- Problem -
Extract the full listing below without altering a single character.

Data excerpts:
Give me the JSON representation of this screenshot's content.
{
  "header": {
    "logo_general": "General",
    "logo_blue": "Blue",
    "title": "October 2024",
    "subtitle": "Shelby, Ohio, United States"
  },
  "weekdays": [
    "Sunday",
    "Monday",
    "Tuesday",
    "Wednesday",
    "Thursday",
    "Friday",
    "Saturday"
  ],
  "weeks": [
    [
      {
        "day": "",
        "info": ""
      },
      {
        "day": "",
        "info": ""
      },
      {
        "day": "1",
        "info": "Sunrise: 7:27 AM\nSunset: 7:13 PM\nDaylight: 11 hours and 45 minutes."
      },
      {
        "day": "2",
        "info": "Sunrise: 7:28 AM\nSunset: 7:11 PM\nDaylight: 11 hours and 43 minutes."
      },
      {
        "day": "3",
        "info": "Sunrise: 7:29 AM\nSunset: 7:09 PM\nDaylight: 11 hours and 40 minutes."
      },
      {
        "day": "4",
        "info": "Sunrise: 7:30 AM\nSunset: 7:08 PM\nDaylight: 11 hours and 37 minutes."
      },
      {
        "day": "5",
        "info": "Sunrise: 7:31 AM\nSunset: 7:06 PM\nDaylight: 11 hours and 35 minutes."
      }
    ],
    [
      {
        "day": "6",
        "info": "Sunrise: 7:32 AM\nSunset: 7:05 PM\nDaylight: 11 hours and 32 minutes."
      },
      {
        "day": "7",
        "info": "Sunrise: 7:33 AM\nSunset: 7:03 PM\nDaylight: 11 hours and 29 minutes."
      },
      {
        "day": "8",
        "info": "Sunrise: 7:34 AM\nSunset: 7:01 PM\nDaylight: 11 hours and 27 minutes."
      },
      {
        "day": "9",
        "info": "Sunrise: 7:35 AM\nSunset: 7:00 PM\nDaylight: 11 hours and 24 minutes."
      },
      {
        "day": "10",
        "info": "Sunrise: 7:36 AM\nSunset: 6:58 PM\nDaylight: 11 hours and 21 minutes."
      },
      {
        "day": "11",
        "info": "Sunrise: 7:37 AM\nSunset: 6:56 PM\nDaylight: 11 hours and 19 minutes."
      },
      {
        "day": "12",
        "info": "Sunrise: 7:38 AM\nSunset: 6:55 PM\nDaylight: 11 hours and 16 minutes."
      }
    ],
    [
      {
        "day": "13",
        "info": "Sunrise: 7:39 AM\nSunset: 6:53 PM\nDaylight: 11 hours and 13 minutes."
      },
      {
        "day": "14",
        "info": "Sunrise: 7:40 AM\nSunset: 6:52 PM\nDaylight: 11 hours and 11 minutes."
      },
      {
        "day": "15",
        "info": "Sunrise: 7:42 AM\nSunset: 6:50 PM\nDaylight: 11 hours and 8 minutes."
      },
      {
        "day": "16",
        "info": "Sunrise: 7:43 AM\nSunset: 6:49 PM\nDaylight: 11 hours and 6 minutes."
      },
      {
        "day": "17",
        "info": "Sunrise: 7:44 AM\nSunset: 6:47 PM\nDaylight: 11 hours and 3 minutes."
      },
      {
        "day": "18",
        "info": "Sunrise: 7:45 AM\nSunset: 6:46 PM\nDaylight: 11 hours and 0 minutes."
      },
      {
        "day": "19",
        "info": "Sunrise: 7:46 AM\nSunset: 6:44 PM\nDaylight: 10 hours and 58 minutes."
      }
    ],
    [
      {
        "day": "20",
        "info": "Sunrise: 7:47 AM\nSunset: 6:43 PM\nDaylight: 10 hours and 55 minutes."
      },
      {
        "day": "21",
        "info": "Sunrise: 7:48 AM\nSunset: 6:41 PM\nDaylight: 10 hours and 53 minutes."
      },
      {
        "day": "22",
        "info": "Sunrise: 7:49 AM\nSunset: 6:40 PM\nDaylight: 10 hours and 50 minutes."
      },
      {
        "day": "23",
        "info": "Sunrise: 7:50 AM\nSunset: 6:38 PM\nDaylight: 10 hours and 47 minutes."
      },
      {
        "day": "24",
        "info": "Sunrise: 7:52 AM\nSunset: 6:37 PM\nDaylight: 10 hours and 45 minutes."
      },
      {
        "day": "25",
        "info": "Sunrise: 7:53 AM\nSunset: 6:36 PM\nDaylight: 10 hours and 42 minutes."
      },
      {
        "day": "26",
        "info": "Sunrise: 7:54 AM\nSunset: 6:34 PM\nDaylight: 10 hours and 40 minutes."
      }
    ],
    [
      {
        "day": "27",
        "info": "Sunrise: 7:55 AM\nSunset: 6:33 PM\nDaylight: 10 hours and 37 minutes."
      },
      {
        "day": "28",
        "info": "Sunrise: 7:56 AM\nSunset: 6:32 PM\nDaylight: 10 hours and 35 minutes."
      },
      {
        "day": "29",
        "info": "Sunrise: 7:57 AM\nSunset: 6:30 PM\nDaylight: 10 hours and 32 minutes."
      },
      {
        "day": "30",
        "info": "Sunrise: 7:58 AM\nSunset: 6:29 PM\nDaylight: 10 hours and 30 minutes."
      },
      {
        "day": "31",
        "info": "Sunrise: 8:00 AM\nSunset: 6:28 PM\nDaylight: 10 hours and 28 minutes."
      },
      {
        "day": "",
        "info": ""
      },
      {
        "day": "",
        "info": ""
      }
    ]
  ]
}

- Task answer -
Give me the JSON representation of this screenshot's content.
{
  "header": {
    "logo_general": "General",
    "logo_blue": "Blue",
    "title": "October 2024",
    "subtitle": "Shelby, Ohio, United States"
  },
  "weekdays": [
    "Sunday",
    "Monday",
    "Tuesday",
    "Wednesday",
    "Thursday",
    "Friday",
    "Saturday"
  ],
  "weeks": [
    [
      {
        "day": "",
        "info": ""
      },
      {
        "day": "",
        "info": ""
      },
      {
        "day": "1",
        "info": "Sunrise: 7:27 AM\nSunset: 7:13 PM\nDaylight: 11 hours and 45 minutes."
      },
      {
        "day": "2",
        "info": "Sunrise: 7:28 AM\nSunset: 7:11 PM\nDaylight: 11 hours and 43 minutes."
      },
      {
        "day": "3",
        "info": "Sunrise: 7:29 AM\nSunset: 7:09 PM\nDaylight: 11 hours and 40 minutes."
      },
      {
        "day": "4",
        "info": "Sunrise: 7:30 AM\nSunset: 7:08 PM\nDaylight: 11 hours and 37 minutes."
      },
      {
        "day": "5",
        "info": "Sunrise: 7:31 AM\nSunset: 7:06 PM\nDaylight: 11 hours and 35 minutes."
      }
    ],
    [
      {
        "day": "6",
        "info": "Sunrise: 7:32 AM\nSunset: 7:05 PM\nDaylight: 11 hours and 32 minutes."
      },
      {
        "day": "7",
        "info": "Sunrise: 7:33 AM\nSunset: 7:03 PM\nDaylight: 11 hours and 29 minutes."
      },
      {
        "day": "8",
        "info": "Sunrise: 7:34 AM\nSunset: 7:01 PM\nDaylight: 11 hours and 27 minutes."
      },
      {
        "day": "9",
        "info": "Sunrise: 7:35 AM\nSunset: 7:00 PM\nDaylight: 11 hours and 24 minutes."
      },
      {
        "day": "10",
        "info": "Sunrise: 7:36 AM\nSunset: 6:58 PM\nDaylight: 11 hours and 21 minutes."
      },
      {
        "day": "11",
        "info": "Sunrise: 7:37 AM\nSunset: 6:56 PM\nDaylight: 11 hours and 19 minutes."
      },
      {
        "day": "12",
        "info": "Sunrise: 7:38 AM\nSunset: 6:55 PM\nDaylight: 11 hours and 16 minutes."
      }
    ],
    [
      {
        "day": "13",
        "info": "Sunrise: 7:39 AM\nSunset: 6:53 PM\nDaylight: 11 hours and 13 minutes."
      },
      {
        "day": "14",
        "info": "Sunrise: 7:40 AM\nSunset: 6:52 PM\nDaylight: 11 hours and 11 minutes."
      },
      {
        "day": "15",
        "info": "Sunrise: 7:42 AM\nSunset: 6:50 PM\nDaylight: 11 hours and 8 minutes."
      },
      {
        "day": "16",
        "info": "Sunrise: 7:43 AM\nSunset: 6:49 PM\nDaylight: 11 hours and 6 minutes."
      },
      {
        "day": "17",
        "info": "Sunrise: 7:44 AM\nSunset: 6:47 PM\nDaylight: 11 hours and 3 minutes."
      },
      {
        "day": "18",
        "info": "Sunrise: 7:45 AM\nSunset: 6:46 PM\nDaylight: 11 hours and 0 minutes."
      },
      {
        "day": "19",
        "info": "Sunrise: 7:46 AM\nSunset: 6:44 PM\nDaylight: 10 hours and 58 minutes."
      }
    ],
    [
      {
        "day": "20",
        "info": "Sunrise: 7:47 AM\nSunset: 6:43 PM\nDaylight: 10 hours and 55 minutes."
      },
      {
        "day": "21",
        "info": "Sunrise: 7:48 AM\nSunset: 6:41 PM\nDaylight: 10 hours and 53 minutes."
      },
      {
        "day": "22",
        "info": "Sunrise: 7:49 AM\nSunset: 6:40 PM\nDaylight: 10 hours and 50 minutes."
      },
      {
        "day": "23",
        "info": "Sunrise: 7:50 AM\nSunset: 6:38 PM\nDaylight: 10 hours and 47 minutes."
      },
      {
        "day": "24",
        "info": "Sunrise: 7:52 AM\nSunset: 6:37 PM\nDaylight: 10 hours and 45 minutes."
      },
      {
        "day": "25",
        "info": "Sunrise: 7:53 AM\nSunset: 6:36 PM\nDaylight: 10 hours and 42 minutes."
      },
      {
        "day": "26",
        "info": "Sunrise: 7:54 AM\nSunset: 6:34 PM\nDaylight: 10 hours and 40 minutes."
      }
    ],
    [
      {
        "day": "27",
        "info": "Sunrise: 7:55 AM\nSunset: 6:33 PM\nDaylight: 10 hours and 37 minutes."
      },
      {
        "day": "28",
        "info": "Sunrise: 7:56 AM\nSunset: 6:32 PM\nDaylight: 10 hours and 35 minutes."
      },
      {
        "day": "29",
        "info": "Sunrise: 7:57 AM\nSunset: 6:30 PM\nDaylight: 10 hours and 32 minutes."
      },
      {
        "day": "30",
        "info": "Sunrise: 7:58 AM\nSunset: 6:29 PM\nDaylight: 10 hours and 30 minutes."
      },
      {
        "day": "31",
        "info": "Sunrise: 8:00 AM\nSunset: 6:28 PM\nDaylight: 10 hours and 28 minutes."
      },
      {
        "day": "",
        "info": ""
      },
      {
        "day": "",
        "info": ""
      }
    ]
  ]
}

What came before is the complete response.